Your instructions
Each entry below is to be extracted exactly.

------ Working data

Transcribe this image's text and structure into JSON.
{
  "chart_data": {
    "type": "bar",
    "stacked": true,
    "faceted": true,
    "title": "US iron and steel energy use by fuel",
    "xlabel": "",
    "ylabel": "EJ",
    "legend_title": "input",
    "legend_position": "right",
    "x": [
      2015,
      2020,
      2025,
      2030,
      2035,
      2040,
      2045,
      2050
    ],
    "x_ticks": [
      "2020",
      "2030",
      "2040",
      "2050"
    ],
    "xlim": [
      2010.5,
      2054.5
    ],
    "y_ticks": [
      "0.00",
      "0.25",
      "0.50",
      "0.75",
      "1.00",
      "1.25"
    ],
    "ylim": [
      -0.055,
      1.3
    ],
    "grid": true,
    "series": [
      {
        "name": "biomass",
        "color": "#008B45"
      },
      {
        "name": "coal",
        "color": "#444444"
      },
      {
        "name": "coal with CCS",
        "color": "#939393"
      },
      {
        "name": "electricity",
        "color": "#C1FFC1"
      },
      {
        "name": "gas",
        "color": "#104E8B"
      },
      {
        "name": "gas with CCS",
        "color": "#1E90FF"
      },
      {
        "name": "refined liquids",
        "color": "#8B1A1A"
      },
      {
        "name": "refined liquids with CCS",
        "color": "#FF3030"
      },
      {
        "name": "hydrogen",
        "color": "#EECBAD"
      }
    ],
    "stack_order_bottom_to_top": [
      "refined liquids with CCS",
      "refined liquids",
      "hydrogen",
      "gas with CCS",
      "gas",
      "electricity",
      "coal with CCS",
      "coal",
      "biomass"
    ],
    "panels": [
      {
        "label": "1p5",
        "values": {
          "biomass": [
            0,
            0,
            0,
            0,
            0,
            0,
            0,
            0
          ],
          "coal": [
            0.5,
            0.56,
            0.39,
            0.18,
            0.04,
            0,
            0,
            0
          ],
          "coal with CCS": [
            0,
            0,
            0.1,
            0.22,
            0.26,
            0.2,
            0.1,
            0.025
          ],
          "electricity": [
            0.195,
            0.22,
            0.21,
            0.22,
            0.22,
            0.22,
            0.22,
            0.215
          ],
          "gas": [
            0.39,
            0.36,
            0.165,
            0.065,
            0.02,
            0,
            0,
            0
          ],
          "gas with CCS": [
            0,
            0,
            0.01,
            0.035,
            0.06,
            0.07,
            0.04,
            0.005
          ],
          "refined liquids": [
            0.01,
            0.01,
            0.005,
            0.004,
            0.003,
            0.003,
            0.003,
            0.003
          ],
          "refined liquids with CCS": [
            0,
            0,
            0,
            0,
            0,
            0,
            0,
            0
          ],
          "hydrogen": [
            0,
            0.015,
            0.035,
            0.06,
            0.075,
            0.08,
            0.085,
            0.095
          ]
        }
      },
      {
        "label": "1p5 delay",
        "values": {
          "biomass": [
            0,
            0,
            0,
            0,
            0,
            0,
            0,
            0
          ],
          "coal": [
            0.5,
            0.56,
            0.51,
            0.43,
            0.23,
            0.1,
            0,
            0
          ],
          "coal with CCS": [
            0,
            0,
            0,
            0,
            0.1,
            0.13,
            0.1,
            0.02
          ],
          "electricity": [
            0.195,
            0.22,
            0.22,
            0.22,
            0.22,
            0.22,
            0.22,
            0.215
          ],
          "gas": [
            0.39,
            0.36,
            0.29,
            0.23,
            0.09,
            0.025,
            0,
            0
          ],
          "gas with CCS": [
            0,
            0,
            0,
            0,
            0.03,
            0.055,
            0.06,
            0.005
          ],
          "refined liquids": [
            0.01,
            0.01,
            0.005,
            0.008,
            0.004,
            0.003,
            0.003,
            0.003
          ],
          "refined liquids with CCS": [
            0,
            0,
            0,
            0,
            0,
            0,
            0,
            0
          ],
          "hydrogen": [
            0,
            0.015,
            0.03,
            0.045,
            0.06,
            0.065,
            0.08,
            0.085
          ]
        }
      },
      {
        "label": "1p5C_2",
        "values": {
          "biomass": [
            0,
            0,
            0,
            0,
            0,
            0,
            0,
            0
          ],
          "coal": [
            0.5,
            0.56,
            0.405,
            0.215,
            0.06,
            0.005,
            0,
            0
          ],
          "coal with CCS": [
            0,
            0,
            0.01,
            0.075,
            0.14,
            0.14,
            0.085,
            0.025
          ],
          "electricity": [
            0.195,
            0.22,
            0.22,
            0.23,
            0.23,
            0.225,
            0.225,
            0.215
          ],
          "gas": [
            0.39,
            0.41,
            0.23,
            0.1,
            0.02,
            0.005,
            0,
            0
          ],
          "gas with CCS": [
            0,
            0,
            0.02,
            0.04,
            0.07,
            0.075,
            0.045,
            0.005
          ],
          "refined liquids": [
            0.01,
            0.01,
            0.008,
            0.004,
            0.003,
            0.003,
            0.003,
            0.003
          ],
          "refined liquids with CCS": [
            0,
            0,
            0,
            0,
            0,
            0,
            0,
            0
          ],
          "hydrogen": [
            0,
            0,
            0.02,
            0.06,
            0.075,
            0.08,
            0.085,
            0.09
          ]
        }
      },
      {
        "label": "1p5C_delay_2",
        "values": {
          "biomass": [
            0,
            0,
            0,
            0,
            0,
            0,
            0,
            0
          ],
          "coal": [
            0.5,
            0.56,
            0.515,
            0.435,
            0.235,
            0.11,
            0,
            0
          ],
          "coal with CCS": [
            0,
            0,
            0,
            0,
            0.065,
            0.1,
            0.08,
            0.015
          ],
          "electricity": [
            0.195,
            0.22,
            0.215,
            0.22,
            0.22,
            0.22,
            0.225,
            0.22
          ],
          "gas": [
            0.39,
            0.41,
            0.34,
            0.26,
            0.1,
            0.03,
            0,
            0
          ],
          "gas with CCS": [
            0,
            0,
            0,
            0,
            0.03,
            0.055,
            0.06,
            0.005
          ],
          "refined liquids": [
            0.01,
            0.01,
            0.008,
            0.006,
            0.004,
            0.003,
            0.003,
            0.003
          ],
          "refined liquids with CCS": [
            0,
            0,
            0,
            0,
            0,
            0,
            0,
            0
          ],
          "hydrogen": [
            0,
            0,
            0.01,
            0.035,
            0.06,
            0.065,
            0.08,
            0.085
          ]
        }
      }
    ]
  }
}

------------

Written reply
Transcribe this image's text and structure into JSON.
{
  "chart_data": {
    "type": "bar",
    "stacked": true,
    "faceted": true,
    "title": "US iron and steel energy use by fuel",
    "xlabel": "",
    "ylabel": "EJ",
    "legend_title": "input",
    "legend_position": "right",
    "x": [
      2015,
      2020,
      2025,
      2030,
      2035,
      2040,
      2045,
      2050
    ],
    "x_ticks": [
      "2020",
      "2030",
      "2040",
      "2050"
    ],
    "xlim": [
      2010.5,
      2054.5
    ],
    "y_ticks": [
      "0.00",
      "0.25",
      "0.50",
      "0.75",
      "1.00",
      "1.25"
    ],
    "ylim": [
      -0.055,
      1.3
    ],
    "grid": true,
    "series": [
      {
        "name": "biomass",
        "color": "#008B45"
      },
      {
        "name": "coal",
        "color": "#444444"
      },
      {
        "name": "coal with CCS",
        "color": "#939393"
      },
      {
        "name": "electricity",
        "color": "#C1FFC1"
      },
      {
        "name": "gas",
        "color": "#104E8B"
      },
      {
        "name": "gas with CCS",
        "color": "#1E90FF"
      },
      {
        "name": "refined liquids",
        "color": "#8B1A1A"
      },
      {
        "name": "refined liquids with CCS",
        "color": "#FF3030"
      },
      {
        "name": "hydrogen",
        "color": "#EECBAD"
      }
    ],
    "stack_order_bottom_to_top": [
      "refined liquids with CCS",
      "refined liquids",
      "hydrogen",
      "gas with CCS",
      "gas",
      "electricity",
      "coal with CCS",
      "coal",
      "biomass"
    ],
    "panels": [
      {
        "label": "1p5",
        "values": {
          "biomass": [
            0,
            0,
            0,
            0,
            0,
            0,
            0,
            0
          ],
          "coal": [
            0.5,
            0.56,
            0.39,
            0.18,
            0.04,
            0,
            0,
            0
          ],
          "coal with CCS": [
            0,
            0,
            0.1,
            0.22,
            0.26,
            0.2,
            0.1,
            0.025
          ],
          "electricity": [
            0.195,
            0.22,
            0.21,
            0.22,
            0.22,
            0.22,
            0.22,
            0.215
          ],
          "gas": [
            0.39,
            0.36,
            0.165,
            0.065,
            0.02,
            0,
            0,
            0
          ],
          "gas with CCS": [
            0,
            0,
            0.01,
            0.035,
            0.06,
            0.07,
            0.04,
            0.005
          ],
          "refined liquids": [
            0.01,
            0.01,
            0.005,
            0.004,
            0.003,
            0.003,
            0.003,
            0.003
          ],
          "refined liquids with CCS": [
            0,
            0,
            0,
            0,
            0,
            0,
            0,
            0
          ],
          "hydrogen": [
            0,
            0.015,
            0.035,
            0.06,
            0.075,
            0.08,
            0.085,
            0.095
          ]
        }
      },
      {
        "label": "1p5 delay",
        "values": {
          "biomass": [
            0,
            0,
            0,
            0,
            0,
            0,
            0,
            0
          ],
          "coal": [
            0.5,
            0.56,
            0.51,
            0.43,
            0.23,
            0.1,
            0,
            0
          ],
          "coal with CCS": [
            0,
            0,
            0,
            0,
            0.1,
            0.13,
            0.1,
            0.02
          ],
          "electricity": [
            0.195,
            0.22,
            0.22,
            0.22,
            0.22,
            0.22,
            0.22,
            0.215
          ],
          "gas": [
            0.39,
            0.36,
            0.29,
            0.23,
            0.09,
            0.025,
            0,
            0
          ],
          "gas with CCS": [
            0,
            0,
            0,
            0,
            0.03,
            0.055,
            0.06,
            0.005
          ],
          "refined liquids": [
            0.01,
            0.01,
            0.005,
            0.008,
            0.004,
            0.003,
            0.003,
            0.003
          ],
          "refined liquids with CCS": [
            0,
            0,
            0,
            0,
            0,
            0,
            0,
            0
          ],
          "hydrogen": [
            0,
            0.015,
            0.03,
            0.045,
            0.06,
            0.065,
            0.08,
            0.085
          ]
        }
      },
      {
        "label": "1p5C_2",
        "values": {
          "biomass": [
            0,
            0,
            0,
            0,
            0,
            0,
            0,
            0
          ],
          "coal": [
            0.5,
            0.56,
            0.405,
            0.215,
            0.06,
            0.005,
            0,
            0
          ],
          "coal with CCS": [
            0,
            0,
            0.01,
            0.075,
            0.14,
            0.14,
            0.085,
            0.025
          ],
          "electricity": [
            0.195,
            0.22,
            0.22,
            0.23,
            0.23,
            0.225,
            0.225,
            0.215
          ],
          "gas": [
            0.39,
            0.41,
            0.23,
            0.1,
            0.02,
            0.005,
            0,
            0
          ],
          "gas with CCS": [
            0,
            0,
            0.02,
            0.04,
            0.07,
            0.075,
            0.045,
            0.005
          ],
          "refined liquids": [
            0.01,
            0.01,
            0.008,
            0.004,
            0.003,
            0.003,
            0.003,
            0.003
          ],
          "refined liquids with CCS": [
            0,
            0,
            0,
            0,
            0,
            0,
            0,
            0
          ],
          "hydrogen": [
            0,
            0,
            0.02,
            0.06,
            0.075,
            0.08,
            0.085,
            0.09
          ]
        }
      },
      {
        "label": "1p5C_delay_2",
        "values": {
          "biomass": [
            0,
            0,
            0,
            0,
            0,
            0,
            0,
            0
          ],
          "coal": [
            0.5,
            0.56,
            0.515,
            0.435,
            0.235,
            0.11,
            0,
            0
          ],
          "coal with CCS": [
            0,
            0,
            0,
            0,
            0.065,
            0.1,
            0.08,
            0.015
          ],
          "electricity": [
            0.195,
            0.22,
            0.215,
            0.22,
            0.22,
            0.22,
            0.225,
            0.22
          ],
          "gas": [
            0.39,
            0.41,
            0.34,
            0.26,
            0.1,
            0.03,
            0,
            0
          ],
          "gas with CCS": [
            0,
            0,
            0,
            0,
            0.03,
            0.055,
            0.06,
            0.005
          ],
          "refined liquids": [
            0.01,
            0.01,
            0.008,
            0.006,
            0.004,
            0.003,
            0.003,
            0.003
          ],
          "refined liquids with CCS": [
            0,
            0,
            0,
            0,
            0,
            0,
            0,
            0
          ],
          "hydrogen": [
            0,
            0,
            0.01,
            0.035,
            0.06,
            0.065,
            0.08,
            0.085
          ]
        }
      }
    ]
  }
}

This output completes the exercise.